**WORK TO DO**: From the entries below, extract every line that includes the word "Vertical".

**EXTRACTED DATA**:
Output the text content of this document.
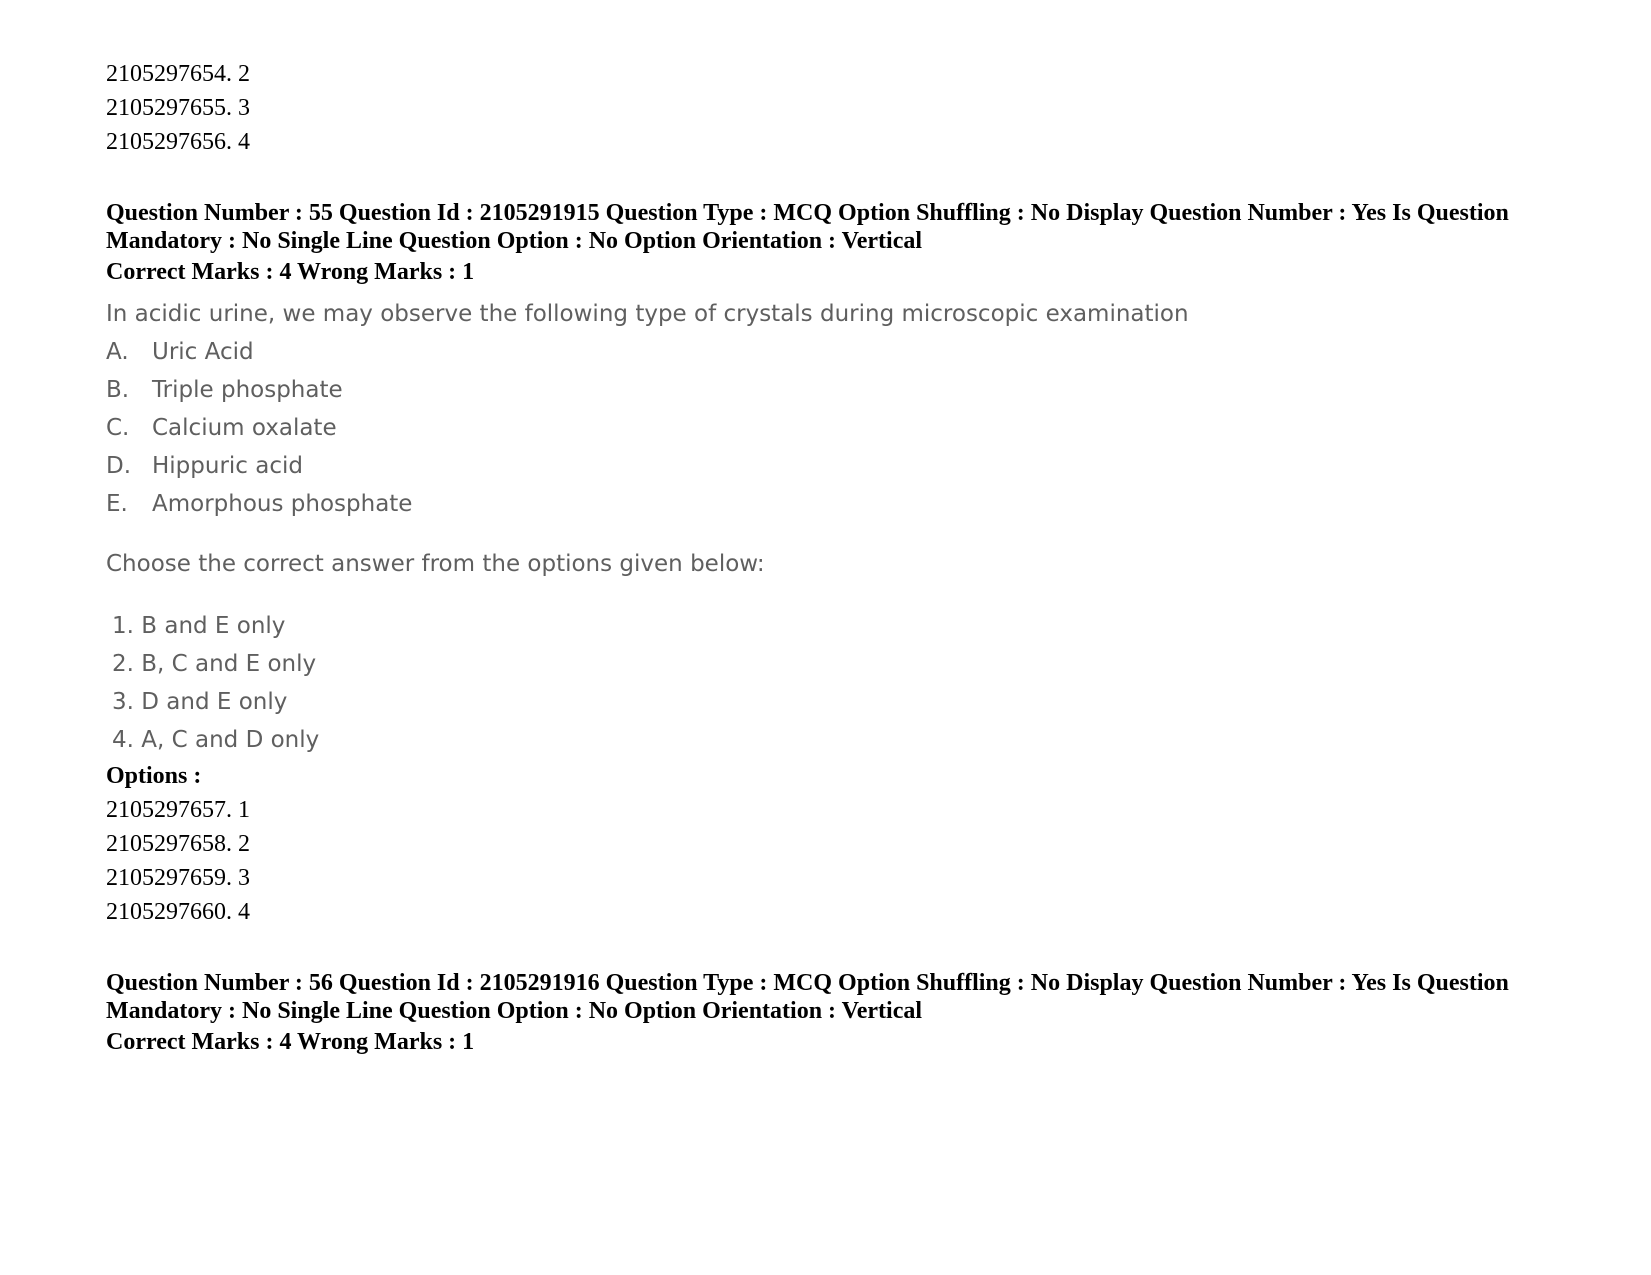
2105297654. 2
2105297655. 3
2105297656. 4
Question Number : 55 Question Id : 2105291915 Question Type : MCQ Option Shuffling : No Display Question Number : Yes Is Question Mandatory : No Single Line Question Option : No Option Orientation : Vertical
Correct Marks : 4 Wrong Marks : 1
In acidic urine, we may observe the following type of crystals during microscopic examination
A.	Uric Acid
B. Triple phosphate
C. Calcium oxalate
D. Hippuric acid
E.	Amorphous phosphate
Choose the correct answer from the options given below:
1. B and E only
2. B, C and E only
3. D and E only
4. A, C and D only
Options :
2105297657. 1
2105297658. 2
2105297659. 3
2105297660. 4
Question Number : 56 Question Id : 2105291916 Question Type : MCQ Option Shuffling : No Display Question Number : Yes Is Question Mandatory : No Single Line Question Option : No Option Orientation : Vertical
Correct Marks : 4 Wrong Marks : 1
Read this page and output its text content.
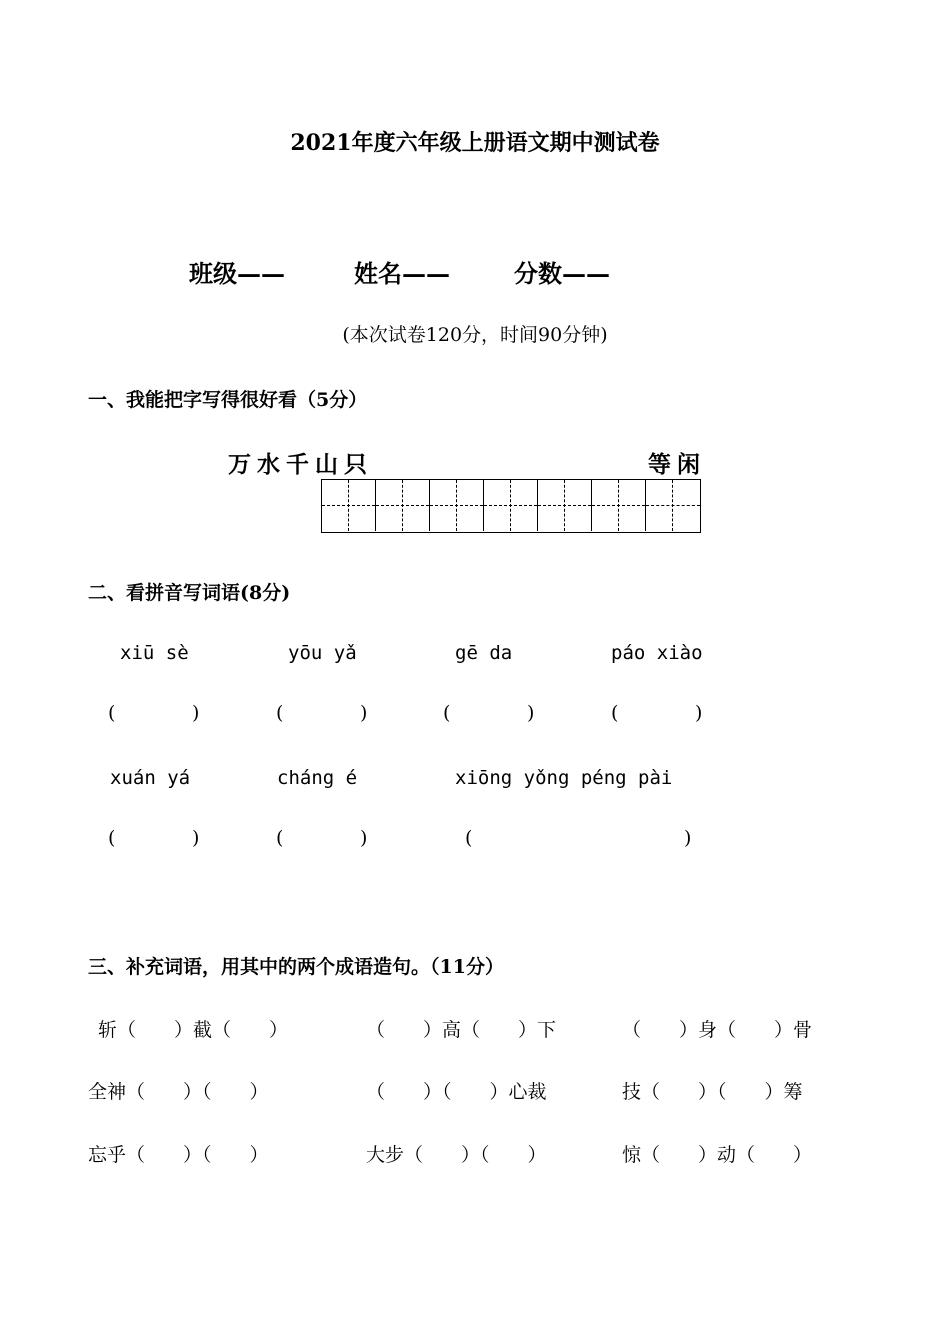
2021年度六年级上册语文期中测试卷
班级——	姓名——	分数——
(本次试卷120分，时间90分钟)
一、我能把字写得很好看（5分）
万水千山只	等闲
二、看拼音写词语(8分)
xiū sè	yōu yǎ	gē da	páo xiào
(	)	(	)	(	)	(	)
xuán yá	cháng é	xiōng yǒng péng pài
(	)	(	)	(	)
三、补充词语，用其中的两个成语造句。（11分）
斩（　　）截（　　）	（　　）高（　　）下	（　　）身（　　）骨
全神（　　）（　　）	（　　）（　　）心裁	技（　　）（　　）筹
忘乎（　　）（　　）	大步（　　）（　　）	惊（　　）动（　　）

**OUTPUT OF THE TASK**:
Question Number : 55 Question Id : 2105291915 Question Type : MCQ Option Shuffling : No Display Question Number : Yes Is Question Mandatory : No Single Line Question Option : No Option Orientation : Vertical
Question Number : 56 Question Id : 2105291916 Question Type : MCQ Option Shuffling : No Display Question Number : Yes Is Question Mandatory : No Single Line Question Option : No Option Orientation : Vertical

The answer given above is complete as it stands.